**Set task**. Write out the whole listing word for word.

Records contained in a dataset:
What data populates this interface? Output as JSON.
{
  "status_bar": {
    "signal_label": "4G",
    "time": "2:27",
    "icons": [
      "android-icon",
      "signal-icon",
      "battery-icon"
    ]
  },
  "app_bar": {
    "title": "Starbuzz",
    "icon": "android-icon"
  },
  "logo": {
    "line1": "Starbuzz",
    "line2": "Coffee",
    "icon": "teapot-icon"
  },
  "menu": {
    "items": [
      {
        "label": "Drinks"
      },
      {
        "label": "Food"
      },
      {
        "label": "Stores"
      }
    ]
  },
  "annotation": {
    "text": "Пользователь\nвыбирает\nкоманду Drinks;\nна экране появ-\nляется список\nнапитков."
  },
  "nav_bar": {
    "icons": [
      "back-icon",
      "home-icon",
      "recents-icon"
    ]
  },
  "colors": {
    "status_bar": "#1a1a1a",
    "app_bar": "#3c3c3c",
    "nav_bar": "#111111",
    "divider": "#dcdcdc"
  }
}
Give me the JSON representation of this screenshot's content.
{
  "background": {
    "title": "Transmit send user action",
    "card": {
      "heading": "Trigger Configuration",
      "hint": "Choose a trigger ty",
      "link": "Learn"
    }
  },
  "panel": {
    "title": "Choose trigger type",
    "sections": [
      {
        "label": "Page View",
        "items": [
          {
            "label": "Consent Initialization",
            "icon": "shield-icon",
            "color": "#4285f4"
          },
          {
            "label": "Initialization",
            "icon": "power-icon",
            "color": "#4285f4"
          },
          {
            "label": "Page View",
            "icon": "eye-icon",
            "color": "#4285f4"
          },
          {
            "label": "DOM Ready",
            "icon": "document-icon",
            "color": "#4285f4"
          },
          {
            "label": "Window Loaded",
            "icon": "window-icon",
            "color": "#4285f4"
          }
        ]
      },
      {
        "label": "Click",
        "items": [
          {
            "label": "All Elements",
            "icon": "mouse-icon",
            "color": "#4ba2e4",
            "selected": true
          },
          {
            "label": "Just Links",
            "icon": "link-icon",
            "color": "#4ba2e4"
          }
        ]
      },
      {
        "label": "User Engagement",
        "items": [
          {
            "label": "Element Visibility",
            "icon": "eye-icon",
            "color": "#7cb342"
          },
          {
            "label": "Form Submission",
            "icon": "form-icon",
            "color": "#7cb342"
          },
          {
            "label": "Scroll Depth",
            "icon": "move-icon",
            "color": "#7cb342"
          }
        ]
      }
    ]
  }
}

**Written answer**.
What data populates this interface? Output as JSON.
{
  "status_bar": {
    "signal_label": "4G",
    "time": "2:27",
    "icons": [
      "android-icon",
      "signal-icon",
      "battery-icon"
    ]
  },
  "app_bar": {
    "title": "Starbuzz",
    "icon": "android-icon"
  },
  "logo": {
    "line1": "Starbuzz",
    "line2": "Coffee",
    "icon": "teapot-icon"
  },
  "menu": {
    "items": [
      {
        "label": "Drinks"
      },
      {
        "label": "Food"
      },
      {
        "label": "Stores"
      }
    ]
  },
  "annotation": {
    "text": "Пользователь\nвыбирает\nкоманду Drinks;\nна экране появ-\nляется список\nнапитков."
  },
  "nav_bar": {
    "icons": [
      "back-icon",
      "home-icon",
      "recents-icon"
    ]
  },
  "colors": {
    "status_bar": "#1a1a1a",
    "app_bar": "#3c3c3c",
    "nav_bar": "#111111",
    "divider": "#dcdcdc"
  }
}
Give me the JSON representation of this screenshot's content.
{
  "background": {
    "title": "Transmit send user action",
    "card": {
      "heading": "Trigger Configuration",
      "hint": "Choose a trigger ty",
      "link": "Learn"
    }
  },
  "panel": {
    "title": "Choose trigger type",
    "sections": [
      {
        "label": "Page View",
        "items": [
          {
            "label": "Consent Initialization",
            "icon": "shield-icon",
            "color": "#4285f4"
          },
          {
            "label": "Initialization",
            "icon": "power-icon",
            "color": "#4285f4"
          },
          {
            "label": "Page View",
            "icon": "eye-icon",
            "color": "#4285f4"
          },
          {
            "label": "DOM Ready",
            "icon": "document-icon",
            "color": "#4285f4"
          },
          {
            "label": "Window Loaded",
            "icon": "window-icon",
            "color": "#4285f4"
          }
        ]
      },
      {
        "label": "Click",
        "items": [
          {
            "label": "All Elements",
            "icon": "mouse-icon",
            "color": "#4ba2e4",
            "selected": true
          },
          {
            "label": "Just Links",
            "icon": "link-icon",
            "color": "#4ba2e4"
          }
        ]
      },
      {
        "label": "User Engagement",
        "items": [
          {
            "label": "Element Visibility",
            "icon": "eye-icon",
            "color": "#7cb342"
          },
          {
            "label": "Form Submission",
            "icon": "form-icon",
            "color": "#7cb342"
          },
          {
            "label": "Scroll Depth",
            "icon": "move-icon",
            "color": "#7cb342"
          }
        ]
      }
    ]
  }
}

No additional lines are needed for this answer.